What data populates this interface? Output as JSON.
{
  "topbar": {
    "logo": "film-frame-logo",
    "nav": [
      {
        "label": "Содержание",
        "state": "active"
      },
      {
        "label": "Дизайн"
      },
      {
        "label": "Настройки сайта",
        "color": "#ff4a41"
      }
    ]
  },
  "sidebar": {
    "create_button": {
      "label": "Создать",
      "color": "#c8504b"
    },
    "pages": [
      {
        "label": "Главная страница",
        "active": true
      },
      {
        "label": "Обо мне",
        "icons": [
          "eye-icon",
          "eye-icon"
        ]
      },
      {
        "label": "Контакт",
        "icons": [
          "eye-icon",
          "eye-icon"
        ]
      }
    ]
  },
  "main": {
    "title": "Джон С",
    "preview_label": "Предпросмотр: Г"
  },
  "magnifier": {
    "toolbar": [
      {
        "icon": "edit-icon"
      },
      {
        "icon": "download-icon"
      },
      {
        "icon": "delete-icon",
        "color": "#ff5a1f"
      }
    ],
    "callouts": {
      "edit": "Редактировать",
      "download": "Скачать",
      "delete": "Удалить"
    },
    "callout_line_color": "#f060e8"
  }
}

_Task_
The records above should be restated word for word, please.

_Result of the task_
What data populates this interface? Output as JSON.
{
  "topbar": {
    "logo": "film-frame-logo",
    "nav": [
      {
        "label": "Содержание",
        "state": "active"
      },
      {
        "label": "Дизайн"
      },
      {
        "label": "Настройки сайта",
        "color": "#ff4a41"
      }
    ]
  },
  "sidebar": {
    "create_button": {
      "label": "Создать",
      "color": "#c8504b"
    },
    "pages": [
      {
        "label": "Главная страница",
        "active": true
      },
      {
        "label": "Обо мне",
        "icons": [
          "eye-icon",
          "eye-icon"
        ]
      },
      {
        "label": "Контакт",
        "icons": [
          "eye-icon",
          "eye-icon"
        ]
      }
    ]
  },
  "main": {
    "title": "Джон С",
    "preview_label": "Предпросмотр: Г"
  },
  "magnifier": {
    "toolbar": [
      {
        "icon": "edit-icon"
      },
      {
        "icon": "download-icon"
      },
      {
        "icon": "delete-icon",
        "color": "#ff5a1f"
      }
    ],
    "callouts": {
      "edit": "Редактировать",
      "download": "Скачать",
      "delete": "Удалить"
    },
    "callout_line_color": "#f060e8"
  }
}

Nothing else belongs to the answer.